● WHAT THIS TASK INVOLVES:
Reproduce every record below exactly as written, but leave out any pictures.

━━ LISTED RECORDS ━━

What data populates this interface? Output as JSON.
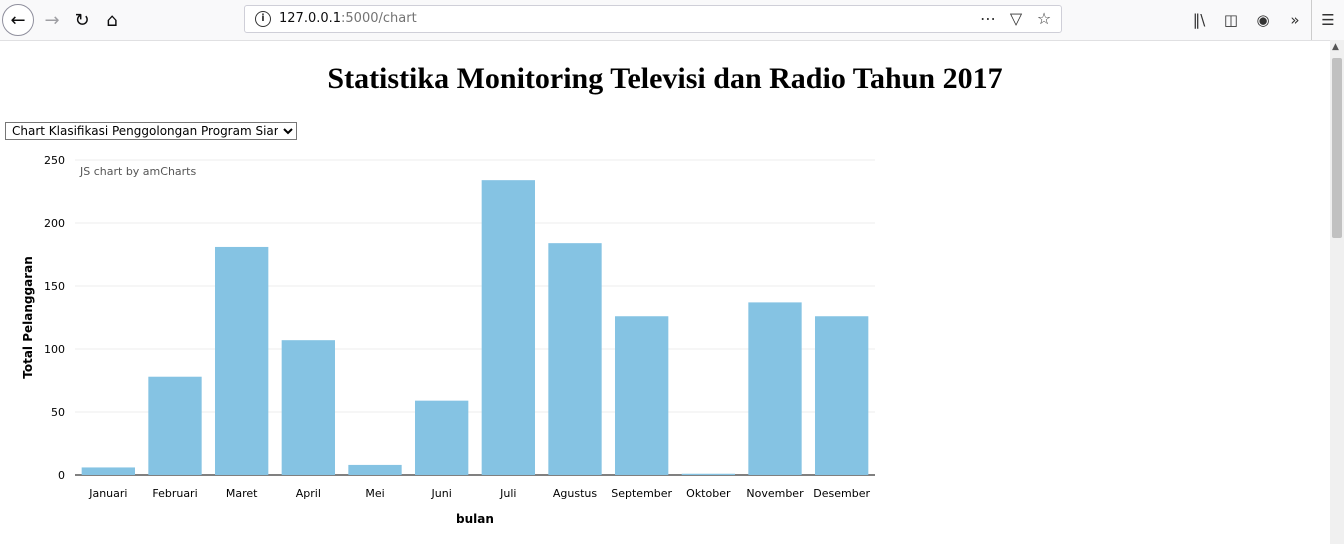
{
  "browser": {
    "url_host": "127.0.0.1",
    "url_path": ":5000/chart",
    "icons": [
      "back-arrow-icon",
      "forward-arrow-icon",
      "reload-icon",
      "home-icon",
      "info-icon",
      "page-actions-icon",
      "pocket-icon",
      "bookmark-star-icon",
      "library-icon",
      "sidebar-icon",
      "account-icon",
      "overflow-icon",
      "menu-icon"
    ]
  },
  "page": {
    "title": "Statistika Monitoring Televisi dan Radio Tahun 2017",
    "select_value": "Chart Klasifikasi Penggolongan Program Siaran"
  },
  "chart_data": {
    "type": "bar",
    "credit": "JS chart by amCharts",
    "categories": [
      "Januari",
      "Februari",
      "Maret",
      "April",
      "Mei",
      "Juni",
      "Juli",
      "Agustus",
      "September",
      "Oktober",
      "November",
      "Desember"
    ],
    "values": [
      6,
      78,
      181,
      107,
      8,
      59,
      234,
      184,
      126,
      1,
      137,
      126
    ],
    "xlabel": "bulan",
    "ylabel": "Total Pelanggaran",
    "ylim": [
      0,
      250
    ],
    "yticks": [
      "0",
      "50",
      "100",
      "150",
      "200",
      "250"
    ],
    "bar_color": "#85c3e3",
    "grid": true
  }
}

━━━

● COMPLETED EXERCISE:
What data populates this interface? Output as JSON.
{
  "browser": {
    "url_host": "127.0.0.1",
    "url_path": ":5000/chart",
    "icons": [
      "back-arrow-icon",
      "forward-arrow-icon",
      "reload-icon",
      "home-icon",
      "info-icon",
      "page-actions-icon",
      "pocket-icon",
      "bookmark-star-icon",
      "library-icon",
      "sidebar-icon",
      "account-icon",
      "overflow-icon",
      "menu-icon"
    ]
  },
  "page": {
    "title": "Statistika Monitoring Televisi dan Radio Tahun 2017",
    "select_value": "Chart Klasifikasi Penggolongan Program Siaran"
  },
  "chart_data": {
    "type": "bar",
    "credit": "JS chart by amCharts",
    "categories": [
      "Januari",
      "Februari",
      "Maret",
      "April",
      "Mei",
      "Juni",
      "Juli",
      "Agustus",
      "September",
      "Oktober",
      "November",
      "Desember"
    ],
    "values": [
      6,
      78,
      181,
      107,
      8,
      59,
      234,
      184,
      126,
      1,
      137,
      126
    ],
    "xlabel": "bulan",
    "ylabel": "Total Pelanggaran",
    "ylim": [
      0,
      250
    ],
    "yticks": [
      "0",
      "50",
      "100",
      "150",
      "200",
      "250"
    ],
    "bar_color": "#85c3e3",
    "grid": true
  }
}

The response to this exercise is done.